Skip site navigation (1)Skip section navigation (2)
Date:      Sat, 8 Jun 2013 09:11:20 +0000 (UTC)
From:      Xin LI <delphij@FreeBSD.org>
To:        src-committers@freebsd.org, svn-src-all@freebsd.org, svn-src-head@freebsd.org
Subject:   svn commit: r251520 - in head/sys/cddl/contrib/opensolaris/uts/common/fs/zfs: . sys
Message-ID:  <201306080911.r589BKJe084890@svn.freebsd.org>

next in thread | raw e-mail | index | archive | help
Author: delphij
Date: Sat Jun  8 09:11:20 2013
New Revision: 251520
URL: http://svnweb.freebsd.org/changeset/base/251520

Log:
  MFV r251519:
  
   * Illumos ZFS issue #3805 arc shouldn't cache freed blocks
  
  Quote from the Illumos issue:
  
      ZFS should proactively evict freed blocks from the cache.
  
      Even though these freed blocks will never be used again, and thus
      will eventually be evicted, this causes us to use memory
      inefficiently for 2 reasons:
  
      1. A block that is freed has no chance of being accessed again, but
         will be kept in memory preferentially to a block that was accessed
         before it (and is thus older) but has not been freed and thus has
         at least some chance of being accessed again.
  
      2. We partition the ARC into several buckets:
         user data that has been accessed only once (MRU)
         metadata that has been accessed only once (MRU)
         user data that has been accessed more than once (MFU)
         metadata that has been accessed more than once (MFU)

## WHAT THE TASK ASKS
From the ZFS commit message above, extract the passage starting at "Even though these" and ending at "metadata that has been accessed more than once (MFU)", copying it word for word.

## DATA PROVIDED
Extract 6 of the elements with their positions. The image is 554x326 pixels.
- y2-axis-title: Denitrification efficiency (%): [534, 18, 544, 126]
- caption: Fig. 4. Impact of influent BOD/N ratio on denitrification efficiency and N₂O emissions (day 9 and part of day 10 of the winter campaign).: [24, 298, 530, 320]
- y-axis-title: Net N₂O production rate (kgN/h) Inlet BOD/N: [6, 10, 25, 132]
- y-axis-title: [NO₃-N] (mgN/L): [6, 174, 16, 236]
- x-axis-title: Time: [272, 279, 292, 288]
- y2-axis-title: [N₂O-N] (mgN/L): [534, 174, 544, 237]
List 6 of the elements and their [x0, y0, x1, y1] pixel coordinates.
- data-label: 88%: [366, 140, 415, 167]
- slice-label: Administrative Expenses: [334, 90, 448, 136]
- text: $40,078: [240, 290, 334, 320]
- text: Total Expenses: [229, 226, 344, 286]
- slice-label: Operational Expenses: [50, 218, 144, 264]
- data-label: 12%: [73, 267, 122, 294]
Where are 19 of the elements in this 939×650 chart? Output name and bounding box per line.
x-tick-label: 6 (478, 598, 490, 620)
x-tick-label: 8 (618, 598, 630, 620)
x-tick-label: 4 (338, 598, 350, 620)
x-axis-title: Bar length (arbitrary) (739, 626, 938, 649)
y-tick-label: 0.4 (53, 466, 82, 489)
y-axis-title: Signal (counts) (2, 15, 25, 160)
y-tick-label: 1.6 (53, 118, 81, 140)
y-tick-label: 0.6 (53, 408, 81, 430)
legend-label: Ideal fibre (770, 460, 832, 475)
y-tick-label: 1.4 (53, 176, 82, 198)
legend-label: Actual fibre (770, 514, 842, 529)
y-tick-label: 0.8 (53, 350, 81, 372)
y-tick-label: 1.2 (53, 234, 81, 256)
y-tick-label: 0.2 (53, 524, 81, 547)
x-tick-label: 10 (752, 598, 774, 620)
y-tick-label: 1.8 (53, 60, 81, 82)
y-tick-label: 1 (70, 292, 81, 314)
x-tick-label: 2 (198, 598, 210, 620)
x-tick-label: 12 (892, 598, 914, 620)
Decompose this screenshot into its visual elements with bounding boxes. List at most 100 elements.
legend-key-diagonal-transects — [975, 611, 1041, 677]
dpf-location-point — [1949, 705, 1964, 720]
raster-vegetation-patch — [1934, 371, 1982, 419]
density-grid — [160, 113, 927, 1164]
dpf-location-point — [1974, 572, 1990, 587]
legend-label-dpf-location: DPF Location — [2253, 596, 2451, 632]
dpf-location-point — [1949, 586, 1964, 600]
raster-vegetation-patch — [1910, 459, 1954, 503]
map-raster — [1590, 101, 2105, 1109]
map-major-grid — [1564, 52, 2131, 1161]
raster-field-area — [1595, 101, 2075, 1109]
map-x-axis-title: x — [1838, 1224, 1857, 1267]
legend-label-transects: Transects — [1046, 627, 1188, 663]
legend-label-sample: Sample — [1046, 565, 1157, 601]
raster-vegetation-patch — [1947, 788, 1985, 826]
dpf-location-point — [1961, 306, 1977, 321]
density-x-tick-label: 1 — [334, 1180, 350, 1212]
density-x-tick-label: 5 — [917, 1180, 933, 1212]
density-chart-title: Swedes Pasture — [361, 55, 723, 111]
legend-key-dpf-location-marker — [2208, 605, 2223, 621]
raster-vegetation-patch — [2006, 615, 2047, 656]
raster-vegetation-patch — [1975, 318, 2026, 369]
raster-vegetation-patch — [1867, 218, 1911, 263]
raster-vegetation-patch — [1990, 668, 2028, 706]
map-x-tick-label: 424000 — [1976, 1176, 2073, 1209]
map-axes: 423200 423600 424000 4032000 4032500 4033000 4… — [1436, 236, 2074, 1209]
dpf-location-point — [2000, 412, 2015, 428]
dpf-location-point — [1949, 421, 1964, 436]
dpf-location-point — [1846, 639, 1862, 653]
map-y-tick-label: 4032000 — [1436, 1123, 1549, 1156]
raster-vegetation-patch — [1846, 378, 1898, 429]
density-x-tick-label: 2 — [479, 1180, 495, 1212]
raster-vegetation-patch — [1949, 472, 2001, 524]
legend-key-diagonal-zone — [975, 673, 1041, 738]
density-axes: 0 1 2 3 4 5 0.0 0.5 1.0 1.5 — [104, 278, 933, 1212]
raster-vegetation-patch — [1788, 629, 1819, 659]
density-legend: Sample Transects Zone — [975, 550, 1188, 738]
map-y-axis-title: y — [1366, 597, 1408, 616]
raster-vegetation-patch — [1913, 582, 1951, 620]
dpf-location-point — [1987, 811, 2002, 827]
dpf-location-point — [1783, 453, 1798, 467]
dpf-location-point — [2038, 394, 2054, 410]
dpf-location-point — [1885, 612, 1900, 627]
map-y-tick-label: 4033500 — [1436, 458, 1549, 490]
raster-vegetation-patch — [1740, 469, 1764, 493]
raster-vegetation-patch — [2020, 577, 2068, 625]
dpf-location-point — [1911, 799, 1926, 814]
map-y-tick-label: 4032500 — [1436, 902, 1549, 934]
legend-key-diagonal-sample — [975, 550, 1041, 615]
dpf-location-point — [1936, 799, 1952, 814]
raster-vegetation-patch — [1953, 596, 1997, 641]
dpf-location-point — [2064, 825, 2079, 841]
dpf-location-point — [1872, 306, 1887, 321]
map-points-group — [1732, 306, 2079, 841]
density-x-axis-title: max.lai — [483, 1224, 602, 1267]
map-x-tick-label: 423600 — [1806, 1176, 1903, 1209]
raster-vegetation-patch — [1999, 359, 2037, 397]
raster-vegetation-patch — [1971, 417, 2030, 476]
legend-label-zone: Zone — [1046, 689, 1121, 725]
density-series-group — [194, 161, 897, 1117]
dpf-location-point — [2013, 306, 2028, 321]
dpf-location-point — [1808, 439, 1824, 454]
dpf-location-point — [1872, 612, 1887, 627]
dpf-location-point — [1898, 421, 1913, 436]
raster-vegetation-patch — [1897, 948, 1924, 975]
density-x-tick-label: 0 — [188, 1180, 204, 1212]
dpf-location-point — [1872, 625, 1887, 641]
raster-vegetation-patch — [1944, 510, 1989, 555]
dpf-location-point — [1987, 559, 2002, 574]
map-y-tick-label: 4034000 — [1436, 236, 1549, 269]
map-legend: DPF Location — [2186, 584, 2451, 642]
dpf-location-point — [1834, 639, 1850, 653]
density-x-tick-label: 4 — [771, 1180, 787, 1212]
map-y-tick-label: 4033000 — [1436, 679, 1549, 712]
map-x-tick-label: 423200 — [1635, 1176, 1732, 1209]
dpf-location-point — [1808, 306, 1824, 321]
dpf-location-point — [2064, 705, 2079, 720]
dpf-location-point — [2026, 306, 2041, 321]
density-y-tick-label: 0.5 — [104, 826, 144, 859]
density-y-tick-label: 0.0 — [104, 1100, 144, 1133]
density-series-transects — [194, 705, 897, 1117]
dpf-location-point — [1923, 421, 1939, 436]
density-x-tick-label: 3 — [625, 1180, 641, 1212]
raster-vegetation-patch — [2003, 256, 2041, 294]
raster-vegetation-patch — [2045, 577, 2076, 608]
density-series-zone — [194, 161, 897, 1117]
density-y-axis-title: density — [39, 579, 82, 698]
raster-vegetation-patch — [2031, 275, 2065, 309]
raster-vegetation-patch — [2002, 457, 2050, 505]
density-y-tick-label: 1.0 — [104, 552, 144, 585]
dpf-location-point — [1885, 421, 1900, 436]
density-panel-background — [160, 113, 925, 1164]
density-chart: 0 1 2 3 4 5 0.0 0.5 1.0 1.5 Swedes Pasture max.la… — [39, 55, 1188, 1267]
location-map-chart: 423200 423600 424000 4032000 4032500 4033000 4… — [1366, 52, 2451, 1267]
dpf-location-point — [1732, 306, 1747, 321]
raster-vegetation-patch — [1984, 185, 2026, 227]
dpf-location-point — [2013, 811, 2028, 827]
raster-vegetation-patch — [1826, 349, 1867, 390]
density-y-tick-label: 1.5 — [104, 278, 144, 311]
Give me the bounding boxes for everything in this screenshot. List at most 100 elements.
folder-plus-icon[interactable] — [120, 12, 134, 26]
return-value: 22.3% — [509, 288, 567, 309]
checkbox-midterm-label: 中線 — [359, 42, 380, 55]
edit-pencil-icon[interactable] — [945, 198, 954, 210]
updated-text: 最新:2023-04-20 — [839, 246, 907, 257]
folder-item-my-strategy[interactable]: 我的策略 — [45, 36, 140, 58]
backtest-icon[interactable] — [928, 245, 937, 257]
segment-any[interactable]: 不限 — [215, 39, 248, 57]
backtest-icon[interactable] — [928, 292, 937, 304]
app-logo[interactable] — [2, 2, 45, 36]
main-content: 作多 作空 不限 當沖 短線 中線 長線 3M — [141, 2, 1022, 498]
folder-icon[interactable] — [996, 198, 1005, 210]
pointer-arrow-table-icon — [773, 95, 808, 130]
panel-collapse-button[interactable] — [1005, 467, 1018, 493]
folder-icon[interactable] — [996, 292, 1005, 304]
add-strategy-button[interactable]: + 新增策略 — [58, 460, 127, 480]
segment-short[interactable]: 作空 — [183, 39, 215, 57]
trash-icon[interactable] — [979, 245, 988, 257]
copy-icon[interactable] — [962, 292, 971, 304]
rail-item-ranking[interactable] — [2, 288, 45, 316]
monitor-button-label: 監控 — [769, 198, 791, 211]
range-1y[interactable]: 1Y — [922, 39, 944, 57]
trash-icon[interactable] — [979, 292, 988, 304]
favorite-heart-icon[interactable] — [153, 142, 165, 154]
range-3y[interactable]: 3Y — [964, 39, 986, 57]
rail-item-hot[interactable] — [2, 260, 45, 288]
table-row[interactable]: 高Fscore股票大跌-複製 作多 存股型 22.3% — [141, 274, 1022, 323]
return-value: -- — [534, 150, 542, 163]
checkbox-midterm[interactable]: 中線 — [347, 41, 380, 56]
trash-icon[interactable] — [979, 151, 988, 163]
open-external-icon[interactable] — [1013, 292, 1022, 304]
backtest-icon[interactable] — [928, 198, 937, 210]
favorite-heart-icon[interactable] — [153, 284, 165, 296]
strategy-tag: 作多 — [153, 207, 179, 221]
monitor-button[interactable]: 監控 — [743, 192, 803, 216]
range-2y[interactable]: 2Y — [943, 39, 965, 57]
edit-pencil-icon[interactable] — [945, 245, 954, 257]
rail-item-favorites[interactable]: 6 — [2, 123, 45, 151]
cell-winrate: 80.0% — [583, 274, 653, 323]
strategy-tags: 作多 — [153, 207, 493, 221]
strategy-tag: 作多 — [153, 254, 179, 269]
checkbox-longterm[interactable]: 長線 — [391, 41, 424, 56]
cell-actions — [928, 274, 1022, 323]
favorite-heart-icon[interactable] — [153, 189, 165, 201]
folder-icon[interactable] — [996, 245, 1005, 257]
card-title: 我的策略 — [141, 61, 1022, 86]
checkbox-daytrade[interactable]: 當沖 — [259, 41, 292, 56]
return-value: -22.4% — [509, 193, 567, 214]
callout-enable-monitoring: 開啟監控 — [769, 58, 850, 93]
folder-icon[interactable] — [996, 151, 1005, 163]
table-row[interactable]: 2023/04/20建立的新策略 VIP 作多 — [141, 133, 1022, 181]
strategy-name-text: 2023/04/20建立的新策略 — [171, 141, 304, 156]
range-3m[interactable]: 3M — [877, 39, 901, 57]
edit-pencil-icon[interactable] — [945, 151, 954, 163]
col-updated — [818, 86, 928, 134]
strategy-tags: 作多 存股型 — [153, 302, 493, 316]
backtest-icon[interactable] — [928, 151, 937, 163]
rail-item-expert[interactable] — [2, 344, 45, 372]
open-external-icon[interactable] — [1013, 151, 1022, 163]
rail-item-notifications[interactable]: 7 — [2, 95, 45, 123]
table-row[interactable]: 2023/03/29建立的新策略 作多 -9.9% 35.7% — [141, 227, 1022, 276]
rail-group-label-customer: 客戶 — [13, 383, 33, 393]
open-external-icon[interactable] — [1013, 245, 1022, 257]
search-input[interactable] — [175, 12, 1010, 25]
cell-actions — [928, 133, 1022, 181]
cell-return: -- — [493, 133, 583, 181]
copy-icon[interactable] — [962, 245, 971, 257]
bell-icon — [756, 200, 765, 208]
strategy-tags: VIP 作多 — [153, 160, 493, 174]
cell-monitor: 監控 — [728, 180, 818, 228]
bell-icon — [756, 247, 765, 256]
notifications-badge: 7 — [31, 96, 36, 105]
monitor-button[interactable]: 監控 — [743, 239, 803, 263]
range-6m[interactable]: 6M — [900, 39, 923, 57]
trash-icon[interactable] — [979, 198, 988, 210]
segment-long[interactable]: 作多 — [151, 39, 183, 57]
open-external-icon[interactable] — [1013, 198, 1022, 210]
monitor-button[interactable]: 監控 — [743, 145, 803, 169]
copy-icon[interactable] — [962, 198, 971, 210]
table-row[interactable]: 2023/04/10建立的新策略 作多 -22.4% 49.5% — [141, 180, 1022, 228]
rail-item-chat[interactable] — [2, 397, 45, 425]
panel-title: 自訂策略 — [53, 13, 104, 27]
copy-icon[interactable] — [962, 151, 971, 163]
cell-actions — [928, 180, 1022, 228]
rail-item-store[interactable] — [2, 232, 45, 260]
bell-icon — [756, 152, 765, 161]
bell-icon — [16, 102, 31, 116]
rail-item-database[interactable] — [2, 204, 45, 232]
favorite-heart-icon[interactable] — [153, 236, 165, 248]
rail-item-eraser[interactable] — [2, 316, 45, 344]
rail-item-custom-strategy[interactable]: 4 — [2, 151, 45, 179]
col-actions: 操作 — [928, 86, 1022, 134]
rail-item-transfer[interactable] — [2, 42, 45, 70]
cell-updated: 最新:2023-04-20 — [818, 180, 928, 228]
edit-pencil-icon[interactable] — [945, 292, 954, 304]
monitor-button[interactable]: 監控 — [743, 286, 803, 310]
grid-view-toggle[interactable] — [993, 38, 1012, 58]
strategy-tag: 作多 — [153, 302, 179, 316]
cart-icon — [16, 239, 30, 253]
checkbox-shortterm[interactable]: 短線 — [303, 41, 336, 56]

## RESPONSE BELOW
Even though these freed blocks will never be used again, and thus
      will eventually be evicted, this causes us to use memory
      inefficiently for 2 reasons:
  
      1. A block that is freed has no chance of being accessed again, but
         will be kept in memory preferentially to a block that was accessed
         before it (and is thus older) but has not been freed and thus has
         at least some chance of being accessed again.
  
      2. We partition the ARC into several buckets:
         user data that has been accessed only once (MRU)
         metadata that has been accessed only once (MRU)
         user data that has been accessed more than once (MFU)
         metadata that has been accessed more than once (MFU)